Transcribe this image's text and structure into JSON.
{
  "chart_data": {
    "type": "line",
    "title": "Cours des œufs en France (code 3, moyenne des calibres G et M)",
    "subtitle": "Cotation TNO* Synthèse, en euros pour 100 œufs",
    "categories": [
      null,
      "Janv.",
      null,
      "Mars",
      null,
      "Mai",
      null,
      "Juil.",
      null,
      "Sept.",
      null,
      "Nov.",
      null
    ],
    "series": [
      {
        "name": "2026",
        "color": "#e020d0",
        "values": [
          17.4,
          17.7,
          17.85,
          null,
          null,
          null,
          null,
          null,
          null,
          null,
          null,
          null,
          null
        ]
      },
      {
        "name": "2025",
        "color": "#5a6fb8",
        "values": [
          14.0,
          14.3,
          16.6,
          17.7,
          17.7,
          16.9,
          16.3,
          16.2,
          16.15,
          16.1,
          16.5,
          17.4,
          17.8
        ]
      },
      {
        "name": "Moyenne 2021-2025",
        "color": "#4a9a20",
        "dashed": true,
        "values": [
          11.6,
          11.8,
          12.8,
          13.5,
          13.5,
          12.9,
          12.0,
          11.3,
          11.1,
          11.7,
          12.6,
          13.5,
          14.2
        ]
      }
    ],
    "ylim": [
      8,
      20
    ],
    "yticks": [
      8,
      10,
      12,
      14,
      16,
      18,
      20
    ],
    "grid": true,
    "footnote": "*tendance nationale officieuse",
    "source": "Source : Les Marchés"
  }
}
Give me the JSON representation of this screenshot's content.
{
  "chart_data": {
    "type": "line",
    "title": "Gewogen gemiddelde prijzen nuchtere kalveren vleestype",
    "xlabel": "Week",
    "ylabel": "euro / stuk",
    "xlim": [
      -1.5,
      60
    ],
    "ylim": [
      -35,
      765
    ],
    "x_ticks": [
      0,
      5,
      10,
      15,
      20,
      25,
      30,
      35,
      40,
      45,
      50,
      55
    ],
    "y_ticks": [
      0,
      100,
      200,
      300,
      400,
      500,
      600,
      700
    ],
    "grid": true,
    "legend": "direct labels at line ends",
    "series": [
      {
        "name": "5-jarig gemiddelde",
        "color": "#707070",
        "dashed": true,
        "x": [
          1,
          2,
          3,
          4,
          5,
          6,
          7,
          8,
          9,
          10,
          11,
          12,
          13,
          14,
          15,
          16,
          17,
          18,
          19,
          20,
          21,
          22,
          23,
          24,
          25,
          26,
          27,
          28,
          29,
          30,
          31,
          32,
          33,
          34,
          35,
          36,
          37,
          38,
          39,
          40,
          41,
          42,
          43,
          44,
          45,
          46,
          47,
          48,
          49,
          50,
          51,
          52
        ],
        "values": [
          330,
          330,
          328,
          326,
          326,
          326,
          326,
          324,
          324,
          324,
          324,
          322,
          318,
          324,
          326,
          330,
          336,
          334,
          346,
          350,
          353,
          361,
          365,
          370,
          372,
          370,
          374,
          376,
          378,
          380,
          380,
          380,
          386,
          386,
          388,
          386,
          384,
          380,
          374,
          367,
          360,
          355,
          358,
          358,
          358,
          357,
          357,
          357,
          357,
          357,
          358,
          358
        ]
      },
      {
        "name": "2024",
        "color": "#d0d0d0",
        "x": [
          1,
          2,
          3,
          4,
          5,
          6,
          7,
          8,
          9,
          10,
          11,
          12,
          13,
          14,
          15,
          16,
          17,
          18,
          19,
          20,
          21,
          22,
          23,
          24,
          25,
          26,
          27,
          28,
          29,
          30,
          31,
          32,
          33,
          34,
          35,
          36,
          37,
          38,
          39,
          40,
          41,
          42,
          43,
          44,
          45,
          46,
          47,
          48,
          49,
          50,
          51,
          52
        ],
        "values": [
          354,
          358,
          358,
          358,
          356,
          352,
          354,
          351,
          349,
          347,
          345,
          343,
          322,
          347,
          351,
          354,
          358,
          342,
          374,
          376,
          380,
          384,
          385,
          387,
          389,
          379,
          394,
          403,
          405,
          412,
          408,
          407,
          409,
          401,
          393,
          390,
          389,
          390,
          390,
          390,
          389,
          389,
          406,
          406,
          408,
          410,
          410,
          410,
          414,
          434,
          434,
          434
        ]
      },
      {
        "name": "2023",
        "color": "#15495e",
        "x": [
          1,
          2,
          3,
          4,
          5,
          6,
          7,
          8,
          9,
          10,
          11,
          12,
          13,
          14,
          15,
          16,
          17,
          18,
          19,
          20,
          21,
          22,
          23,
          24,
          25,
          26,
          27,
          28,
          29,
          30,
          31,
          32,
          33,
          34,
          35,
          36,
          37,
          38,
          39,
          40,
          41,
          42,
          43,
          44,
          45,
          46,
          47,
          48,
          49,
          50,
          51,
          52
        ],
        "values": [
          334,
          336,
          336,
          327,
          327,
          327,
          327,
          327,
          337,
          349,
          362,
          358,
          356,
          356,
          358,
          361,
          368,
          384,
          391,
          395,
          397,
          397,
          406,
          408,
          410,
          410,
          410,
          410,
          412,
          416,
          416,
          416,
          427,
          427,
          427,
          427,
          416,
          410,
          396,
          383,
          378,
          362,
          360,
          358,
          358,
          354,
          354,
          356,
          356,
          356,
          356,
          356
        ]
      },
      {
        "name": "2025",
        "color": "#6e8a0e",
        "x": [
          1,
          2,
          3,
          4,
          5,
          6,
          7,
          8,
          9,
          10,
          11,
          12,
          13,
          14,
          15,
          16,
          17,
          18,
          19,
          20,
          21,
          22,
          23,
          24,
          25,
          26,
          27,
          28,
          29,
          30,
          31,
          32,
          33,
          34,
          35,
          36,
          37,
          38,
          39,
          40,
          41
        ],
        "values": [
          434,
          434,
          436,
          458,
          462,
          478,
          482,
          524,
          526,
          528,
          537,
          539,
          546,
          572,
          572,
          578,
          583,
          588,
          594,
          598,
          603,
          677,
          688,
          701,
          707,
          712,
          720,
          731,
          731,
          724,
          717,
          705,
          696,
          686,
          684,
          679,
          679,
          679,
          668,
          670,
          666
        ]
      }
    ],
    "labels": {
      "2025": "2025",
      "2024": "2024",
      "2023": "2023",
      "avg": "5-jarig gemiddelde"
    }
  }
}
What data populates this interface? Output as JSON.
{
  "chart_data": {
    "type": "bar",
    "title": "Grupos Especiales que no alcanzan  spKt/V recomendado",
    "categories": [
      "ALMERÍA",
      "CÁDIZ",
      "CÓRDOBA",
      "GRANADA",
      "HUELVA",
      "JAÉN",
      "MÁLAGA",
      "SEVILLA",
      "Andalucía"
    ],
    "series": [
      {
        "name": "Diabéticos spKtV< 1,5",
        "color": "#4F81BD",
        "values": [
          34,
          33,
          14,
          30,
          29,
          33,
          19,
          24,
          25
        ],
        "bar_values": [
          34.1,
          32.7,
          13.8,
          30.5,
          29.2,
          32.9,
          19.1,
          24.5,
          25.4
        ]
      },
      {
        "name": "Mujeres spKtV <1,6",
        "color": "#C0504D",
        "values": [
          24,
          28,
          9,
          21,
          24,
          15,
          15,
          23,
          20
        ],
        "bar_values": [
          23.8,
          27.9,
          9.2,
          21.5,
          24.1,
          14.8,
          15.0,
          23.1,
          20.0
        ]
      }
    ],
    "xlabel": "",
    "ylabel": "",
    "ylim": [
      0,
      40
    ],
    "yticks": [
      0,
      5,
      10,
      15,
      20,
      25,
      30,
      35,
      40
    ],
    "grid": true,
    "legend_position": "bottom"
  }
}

------------------------------------------------------------

### What the exercise asks
Give the entries once more, exactly as they appear.

### Correct output
Transcribe this image's text and structure into JSON.
{
  "chart_data": {
    "type": "line",
    "title": "Cours des œufs en France (code 3, moyenne des calibres G et M)",
    "subtitle": "Cotation TNO* Synthèse, en euros pour 100 œufs",
    "categories": [
      null,
      "Janv.",
      null,
      "Mars",
      null,
      "Mai",
      null,
      "Juil.",
      null,
      "Sept.",
      null,
      "Nov.",
      null
    ],
    "series": [
      {
        "name": "2026",
        "color": "#e020d0",
        "values": [
          17.4,
          17.7,
          17.85,
          null,
          null,
          null,
          null,
          null,
          null,
          null,
          null,
          null,
          null
        ]
      },
      {
        "name": "2025",
        "color": "#5a6fb8",
        "values": [
          14.0,
          14.3,
          16.6,
          17.7,
          17.7,
          16.9,
          16.3,
          16.2,
          16.15,
          16.1,
          16.5,
          17.4,
          17.8
        ]
      },
      {
        "name": "Moyenne 2021-2025",
        "color": "#4a9a20",
        "dashed": true,
        "values": [
          11.6,
          11.8,
          12.8,
          13.5,
          13.5,
          12.9,
          12.0,
          11.3,
          11.1,
          11.7,
          12.6,
          13.5,
          14.2
        ]
      }
    ],
    "ylim": [
      8,
      20
    ],
    "yticks": [
      8,
      10,
      12,
      14,
      16,
      18,
      20
    ],
    "grid": true,
    "footnote": "*tendance nationale officieuse",
    "source": "Source : Les Marchés"
  }
}
Give me the JSON representation of this screenshot's content.
{
  "chart_data": {
    "type": "line",
    "title": "Gewogen gemiddelde prijzen nuchtere kalveren vleestype",
    "xlabel": "Week",
    "ylabel": "euro / stuk",
    "xlim": [
      -1.5,
      60
    ],
    "ylim": [
      -35,
      765
    ],
    "x_ticks": [
      0,
      5,
      10,
      15,
      20,
      25,
      30,
      35,
      40,
      45,
      50,
      55
    ],
    "y_ticks": [
      0,
      100,
      200,
      300,
      400,
      500,
      600,
      700
    ],
    "grid": true,
    "legend": "direct labels at line ends",
    "series": [
      {
        "name": "5-jarig gemiddelde",
        "color": "#707070",
        "dashed": true,
        "x": [
          1,
          2,
          3,
          4,
          5,
          6,
          7,
          8,
          9,
          10,
          11,
          12,
          13,
          14,
          15,
          16,
          17,
          18,
          19,
          20,
          21,
          22,
          23,
          24,
          25,
          26,
          27,
          28,
          29,
          30,
          31,
          32,
          33,
          34,
          35,
          36,
          37,
          38,
          39,
          40,
          41,
          42,
          43,
          44,
          45,
          46,
          47,
          48,
          49,
          50,
          51,
          52
        ],
        "values": [
          330,
          330,
          328,
          326,
          326,
          326,
          326,
          324,
          324,
          324,
          324,
          322,
          318,
          324,
          326,
          330,
          336,
          334,
          346,
          350,
          353,
          361,
          365,
          370,
          372,
          370,
          374,
          376,
          378,
          380,
          380,
          380,
          386,
          386,
          388,
          386,
          384,
          380,
          374,
          367,
          360,
          355,
          358,
          358,
          358,
          357,
          357,
          357,
          357,
          357,
          358,
          358
        ]
      },
      {
        "name": "2024",
        "color": "#d0d0d0",
        "x": [
          1,
          2,
          3,
          4,
          5,
          6,
          7,
          8,
          9,
          10,
          11,
          12,
          13,
          14,
          15,
          16,
          17,
          18,
          19,
          20,
          21,
          22,
          23,
          24,
          25,
          26,
          27,
          28,
          29,
          30,
          31,
          32,
          33,
          34,
          35,
          36,
          37,
          38,
          39,
          40,
          41,
          42,
          43,
          44,
          45,
          46,
          47,
          48,
          49,
          50,
          51,
          52
        ],
        "values": [
          354,
          358,
          358,
          358,
          356,
          352,
          354,
          351,
          349,
          347,
          345,
          343,
          322,
          347,
          351,
          354,
          358,
          342,
          374,
          376,
          380,
          384,
          385,
          387,
          389,
          379,
          394,
          403,
          405,
          412,
          408,
          407,
          409,
          401,
          393,
          390,
          389,
          390,
          390,
          390,
          389,
          389,
          406,
          406,
          408,
          410,
          410,
          410,
          414,
          434,
          434,
          434
        ]
      },
      {
        "name": "2023",
        "color": "#15495e",
        "x": [
          1,
          2,
          3,
          4,
          5,
          6,
          7,
          8,
          9,
          10,
          11,
          12,
          13,
          14,
          15,
          16,
          17,
          18,
          19,
          20,
          21,
          22,
          23,
          24,
          25,
          26,
          27,
          28,
          29,
          30,
          31,
          32,
          33,
          34,
          35,
          36,
          37,
          38,
          39,
          40,
          41,
          42,
          43,
          44,
          45,
          46,
          47,
          48,
          49,
          50,
          51,
          52
        ],
        "values": [
          334,
          336,
          336,
          327,
          327,
          327,
          327,
          327,
          337,
          349,
          362,
          358,
          356,
          356,
          358,
          361,
          368,
          384,
          391,
          395,
          397,
          397,
          406,
          408,
          410,
          410,
          410,
          410,
          412,
          416,
          416,
          416,
          427,
          427,
          427,
          427,
          416,
          410,
          396,
          383,
          378,
          362,
          360,
          358,
          358,
          354,
          354,
          356,
          356,
          356,
          356,
          356
        ]
      },
      {
        "name": "2025",
        "color": "#6e8a0e",
        "x": [
          1,
          2,
          3,
          4,
          5,
          6,
          7,
          8,
          9,
          10,
          11,
          12,
          13,
          14,
          15,
          16,
          17,
          18,
          19,
          20,
          21,
          22,
          23,
          24,
          25,
          26,
          27,
          28,
          29,
          30,
          31,
          32,
          33,
          34,
          35,
          36,
          37,
          38,
          39,
          40,
          41
        ],
        "values": [
          434,
          434,
          436,
          458,
          462,
          478,
          482,
          524,
          526,
          528,
          537,
          539,
          546,
          572,
          572,
          578,
          583,
          588,
          594,
          598,
          603,
          677,
          688,
          701,
          707,
          712,
          720,
          731,
          731,
          724,
          717,
          705,
          696,
          686,
          684,
          679,
          679,
          679,
          668,
          670,
          666
        ]
      }
    ],
    "labels": {
      "2025": "2025",
      "2024": "2024",
      "2023": "2023",
      "avg": "5-jarig gemiddelde"
    }
  }
}
What data populates this interface? Output as JSON.
{
  "chart_data": {
    "type": "bar",
    "title": "Grupos Especiales que no alcanzan  spKt/V recomendado",
    "categories": [
      "ALMERÍA",
      "CÁDIZ",
      "CÓRDOBA",
      "GRANADA",
      "HUELVA",
      "JAÉN",
      "MÁLAGA",
      "SEVILLA",
      "Andalucía"
    ],
    "series": [
      {
        "name": "Diabéticos spKtV< 1,5",
        "color": "#4F81BD",
        "values": [
          34,
          33,
          14,
          30,
          29,
          33,
          19,
          24,
          25
        ],
        "bar_values": [
          34.1,
          32.7,
          13.8,
          30.5,
          29.2,
          32.9,
          19.1,
          24.5,
          25.4
        ]
      },
      {
        "name": "Mujeres spKtV <1,6",
        "color": "#C0504D",
        "values": [
          24,
          28,
          9,
          21,
          24,
          15,
          15,
          23,
          20
        ],
        "bar_values": [
          23.8,
          27.9,
          9.2,
          21.5,
          24.1,
          14.8,
          15.0,
          23.1,
          20.0
        ]
      }
    ],
    "xlabel": "",
    "ylabel": "",
    "ylim": [
      0,
      40
    ],
    "yticks": [
      0,
      5,
      10,
      15,
      20,
      25,
      30,
      35,
      40
    ],
    "grid": true,
    "legend_position": "bottom"
  }
}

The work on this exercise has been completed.